--- start of SELECTION ---

If the Lord’s Supper is done right in your heart, you should be more excited about the return of Christ. The Lord’s Supper is not just about the death of Christ, but about the reign of Christ. Jesus died on the cross so that He could resurrect from the grave. He resurrected from the grave so that He could ascend to the Father. He ascended to the Father so that He could come back again for His people. So we are to look ahead and rejoice.
You are to look within and repent
Number five, we are to look within and repent. God wants us to use the Lord’s Supper as a time of examination. 1 Corinthians 11:28 says, “You should examine yourself before eating the bread and drinking the cup” (NLT). As you hold the cup and the bread, even now, you should inspect your thoughts and motivations and actions. Let me give some areas of examination to consider.
- Examine your salvation (2 Cor. 13:5). Have you truly surrendered to Jesus Christ as the master and Lord of your life? If you haven’t you need to nail that down. [Would you like to receive Christ now? Lead them in a prayer of salvation].

--- end of SELECTION ---

* _EXERCISE REQUIREMENTS_
A. Copy the listing from its first line through the line holding "cable-cell: 4-6 (887, 120, 979, 142)", including both of those lines.
B. Carry on the sermon passage about the Lord's Supper from its last sentence.
The sermon passage and the listing have no connection to each other.

--- start of TASK INPUTS ---

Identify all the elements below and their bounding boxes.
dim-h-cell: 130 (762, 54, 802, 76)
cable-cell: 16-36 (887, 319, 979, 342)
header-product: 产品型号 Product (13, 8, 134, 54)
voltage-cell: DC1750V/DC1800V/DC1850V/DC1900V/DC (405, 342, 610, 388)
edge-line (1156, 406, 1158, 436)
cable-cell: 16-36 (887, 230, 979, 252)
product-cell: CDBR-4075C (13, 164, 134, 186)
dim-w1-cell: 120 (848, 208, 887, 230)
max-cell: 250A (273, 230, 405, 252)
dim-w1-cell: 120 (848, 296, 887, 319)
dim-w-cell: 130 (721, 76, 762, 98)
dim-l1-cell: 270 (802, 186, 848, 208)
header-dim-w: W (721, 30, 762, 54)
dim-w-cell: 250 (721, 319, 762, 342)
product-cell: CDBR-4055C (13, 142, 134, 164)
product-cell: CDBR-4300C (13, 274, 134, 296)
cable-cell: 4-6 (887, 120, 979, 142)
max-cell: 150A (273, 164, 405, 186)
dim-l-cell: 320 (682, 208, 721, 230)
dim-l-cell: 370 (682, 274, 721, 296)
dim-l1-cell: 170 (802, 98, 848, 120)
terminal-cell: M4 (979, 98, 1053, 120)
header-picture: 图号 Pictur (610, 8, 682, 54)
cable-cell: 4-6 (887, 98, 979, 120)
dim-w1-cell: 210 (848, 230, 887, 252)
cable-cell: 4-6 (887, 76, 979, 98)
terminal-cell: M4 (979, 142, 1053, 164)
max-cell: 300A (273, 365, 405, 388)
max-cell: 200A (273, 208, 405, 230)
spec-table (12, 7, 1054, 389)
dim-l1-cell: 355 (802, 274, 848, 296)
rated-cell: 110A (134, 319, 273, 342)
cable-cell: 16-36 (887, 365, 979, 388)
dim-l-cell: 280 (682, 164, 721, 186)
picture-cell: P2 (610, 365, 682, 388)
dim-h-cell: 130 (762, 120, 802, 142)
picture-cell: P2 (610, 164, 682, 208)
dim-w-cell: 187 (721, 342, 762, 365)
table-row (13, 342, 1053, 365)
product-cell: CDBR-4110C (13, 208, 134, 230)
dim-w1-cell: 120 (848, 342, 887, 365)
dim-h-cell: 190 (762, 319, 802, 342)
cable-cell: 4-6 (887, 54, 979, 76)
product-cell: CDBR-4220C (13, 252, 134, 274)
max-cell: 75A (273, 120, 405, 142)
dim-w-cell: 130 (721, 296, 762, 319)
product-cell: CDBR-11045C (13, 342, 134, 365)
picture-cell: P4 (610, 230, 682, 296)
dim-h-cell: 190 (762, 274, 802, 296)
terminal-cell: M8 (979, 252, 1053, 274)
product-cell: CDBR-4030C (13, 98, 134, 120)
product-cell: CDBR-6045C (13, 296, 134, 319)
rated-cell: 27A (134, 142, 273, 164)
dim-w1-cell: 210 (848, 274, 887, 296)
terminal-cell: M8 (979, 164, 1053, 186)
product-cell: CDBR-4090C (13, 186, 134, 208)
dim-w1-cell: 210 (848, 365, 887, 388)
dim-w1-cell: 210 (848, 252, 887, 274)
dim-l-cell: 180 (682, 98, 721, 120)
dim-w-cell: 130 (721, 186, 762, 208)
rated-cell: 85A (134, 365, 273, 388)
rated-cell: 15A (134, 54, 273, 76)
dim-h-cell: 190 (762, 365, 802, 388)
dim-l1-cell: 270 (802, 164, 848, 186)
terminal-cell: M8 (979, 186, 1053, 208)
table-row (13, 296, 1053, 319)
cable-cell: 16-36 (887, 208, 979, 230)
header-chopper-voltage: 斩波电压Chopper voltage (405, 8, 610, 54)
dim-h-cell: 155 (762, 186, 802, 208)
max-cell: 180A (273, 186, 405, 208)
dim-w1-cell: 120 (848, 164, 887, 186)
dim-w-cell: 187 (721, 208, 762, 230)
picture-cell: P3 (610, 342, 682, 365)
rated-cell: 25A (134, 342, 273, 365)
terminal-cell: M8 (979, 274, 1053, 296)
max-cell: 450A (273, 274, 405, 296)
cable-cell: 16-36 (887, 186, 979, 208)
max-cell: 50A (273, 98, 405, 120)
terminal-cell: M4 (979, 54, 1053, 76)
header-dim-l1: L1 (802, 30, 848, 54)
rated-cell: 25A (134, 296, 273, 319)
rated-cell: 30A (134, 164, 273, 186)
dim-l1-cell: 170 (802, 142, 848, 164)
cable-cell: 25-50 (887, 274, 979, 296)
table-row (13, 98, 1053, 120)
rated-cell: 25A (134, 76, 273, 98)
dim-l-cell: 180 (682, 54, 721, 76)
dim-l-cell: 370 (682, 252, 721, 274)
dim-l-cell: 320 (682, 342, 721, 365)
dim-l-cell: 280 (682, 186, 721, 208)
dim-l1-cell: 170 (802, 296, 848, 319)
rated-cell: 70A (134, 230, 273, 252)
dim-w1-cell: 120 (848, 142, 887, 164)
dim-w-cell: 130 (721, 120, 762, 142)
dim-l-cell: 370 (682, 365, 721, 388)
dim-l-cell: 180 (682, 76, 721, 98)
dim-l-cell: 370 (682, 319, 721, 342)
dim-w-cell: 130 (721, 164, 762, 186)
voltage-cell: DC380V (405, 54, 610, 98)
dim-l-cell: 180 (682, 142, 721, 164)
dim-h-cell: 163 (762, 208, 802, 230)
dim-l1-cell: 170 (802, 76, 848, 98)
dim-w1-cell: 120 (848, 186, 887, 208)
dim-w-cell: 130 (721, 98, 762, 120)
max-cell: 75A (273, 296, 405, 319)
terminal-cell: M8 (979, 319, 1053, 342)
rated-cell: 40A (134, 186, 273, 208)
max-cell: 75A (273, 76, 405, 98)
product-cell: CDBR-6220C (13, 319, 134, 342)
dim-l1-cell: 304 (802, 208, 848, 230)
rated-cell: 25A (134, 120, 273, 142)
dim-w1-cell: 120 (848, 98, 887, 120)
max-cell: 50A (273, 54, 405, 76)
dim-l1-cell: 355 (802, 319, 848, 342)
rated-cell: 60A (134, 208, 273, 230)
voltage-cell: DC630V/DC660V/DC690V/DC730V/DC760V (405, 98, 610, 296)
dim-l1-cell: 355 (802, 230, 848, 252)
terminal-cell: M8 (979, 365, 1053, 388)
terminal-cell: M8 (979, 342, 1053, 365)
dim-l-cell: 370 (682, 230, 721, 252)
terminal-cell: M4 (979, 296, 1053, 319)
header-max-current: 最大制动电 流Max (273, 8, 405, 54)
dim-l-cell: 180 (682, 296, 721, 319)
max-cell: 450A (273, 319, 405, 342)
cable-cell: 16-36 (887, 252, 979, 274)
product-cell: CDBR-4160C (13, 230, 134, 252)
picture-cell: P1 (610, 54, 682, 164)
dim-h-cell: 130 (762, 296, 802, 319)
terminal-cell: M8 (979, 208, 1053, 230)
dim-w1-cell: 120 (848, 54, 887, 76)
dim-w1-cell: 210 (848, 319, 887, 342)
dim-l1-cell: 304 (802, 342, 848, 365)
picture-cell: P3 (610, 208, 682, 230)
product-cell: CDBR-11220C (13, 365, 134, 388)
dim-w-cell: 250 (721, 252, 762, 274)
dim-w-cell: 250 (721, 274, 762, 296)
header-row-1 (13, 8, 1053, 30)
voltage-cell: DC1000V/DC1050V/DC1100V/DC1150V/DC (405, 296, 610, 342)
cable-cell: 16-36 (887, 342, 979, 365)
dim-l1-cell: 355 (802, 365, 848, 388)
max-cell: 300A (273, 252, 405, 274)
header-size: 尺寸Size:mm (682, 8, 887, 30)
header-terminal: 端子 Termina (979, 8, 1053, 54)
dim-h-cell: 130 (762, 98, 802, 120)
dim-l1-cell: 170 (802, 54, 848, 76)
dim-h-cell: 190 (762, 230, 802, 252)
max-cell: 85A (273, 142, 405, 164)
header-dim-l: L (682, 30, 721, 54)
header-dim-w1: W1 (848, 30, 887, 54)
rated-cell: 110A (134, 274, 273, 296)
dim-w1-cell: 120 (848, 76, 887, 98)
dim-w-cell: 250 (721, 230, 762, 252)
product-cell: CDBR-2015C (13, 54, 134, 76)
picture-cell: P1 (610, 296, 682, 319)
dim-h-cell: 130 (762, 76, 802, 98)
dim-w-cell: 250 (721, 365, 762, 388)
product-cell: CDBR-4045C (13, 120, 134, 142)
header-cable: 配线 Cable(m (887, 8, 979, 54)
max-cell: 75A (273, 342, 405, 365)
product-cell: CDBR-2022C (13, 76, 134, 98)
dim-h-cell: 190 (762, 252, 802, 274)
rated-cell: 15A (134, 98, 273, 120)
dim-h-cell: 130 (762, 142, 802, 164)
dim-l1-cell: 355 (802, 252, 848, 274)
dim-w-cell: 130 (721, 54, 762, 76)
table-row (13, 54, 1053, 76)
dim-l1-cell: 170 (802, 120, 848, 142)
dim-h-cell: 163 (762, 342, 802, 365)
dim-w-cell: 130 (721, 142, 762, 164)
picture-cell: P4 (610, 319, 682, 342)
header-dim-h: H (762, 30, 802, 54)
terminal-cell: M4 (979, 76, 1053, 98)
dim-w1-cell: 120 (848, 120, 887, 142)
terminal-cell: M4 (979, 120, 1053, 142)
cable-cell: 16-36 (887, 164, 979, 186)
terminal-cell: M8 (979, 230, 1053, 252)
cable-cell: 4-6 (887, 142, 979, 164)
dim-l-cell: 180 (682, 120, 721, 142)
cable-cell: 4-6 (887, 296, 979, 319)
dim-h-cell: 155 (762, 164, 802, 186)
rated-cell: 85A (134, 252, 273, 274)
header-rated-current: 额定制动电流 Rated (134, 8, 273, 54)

--- end of TASK INPUTS ---

* _TASK RESPONSES_
A.
Identify all the elements below and their bounding boxes.
dim-h-cell: 130 (762, 54, 802, 76)
cable-cell: 16-36 (887, 319, 979, 342)
header-product: 产品型号 Product (13, 8, 134, 54)
voltage-cell: DC1750V/DC1800V/DC1850V/DC1900V/DC (405, 342, 610, 388)
edge-line (1156, 406, 1158, 436)
cable-cell: 16-36 (887, 230, 979, 252)
product-cell: CDBR-4075C (13, 164, 134, 186)
dim-w1-cell: 120 (848, 208, 887, 230)
max-cell: 250A (273, 230, 405, 252)
dim-w1-cell: 120 (848, 296, 887, 319)
dim-w-cell: 130 (721, 76, 762, 98)
dim-l1-cell: 270 (802, 186, 848, 208)
header-dim-w: W (721, 30, 762, 54)
dim-w-cell: 250 (721, 319, 762, 342)
product-cell: CDBR-4055C (13, 142, 134, 164)
product-cell: CDBR-4300C (13, 274, 134, 296)
cable-cell: 4-6 (887, 120, 979, 142)

B.
- Examine your relationships. Examine how you treat others (Col. 3:12-13). Are you treating those in your life with kindness, humility, gentleness, respect and love? How are you treating your parents? How do you treat your kids? How do you treat those people you work with or go to school with?
- Examine your attitude. Does your attitude toward life reflect someone who has been given abundant life?
God wants us to use the Lord’s Supper as a time of self-evaluation, examining our commitment to Him.
You are to look up and renew
Number six, you are to look up and renew. The Lord’s Supper is a reminder to us that we are in covenant with the Lord. Take a close look at 1 Corinthians 11:25 Jesus says, “This cup is the new covenant between God and His people – an agreement confirmed with My blood. Do this to remember me as often as you drink it” (NLT).
Notice Jesus referred to a “covenant.” This covenant has two sides. One side is forgiveness of your sins by the Lord. When you enter this covenant at salvation God guarantees your sins have been paid for and forgiven by the blood of Jesus.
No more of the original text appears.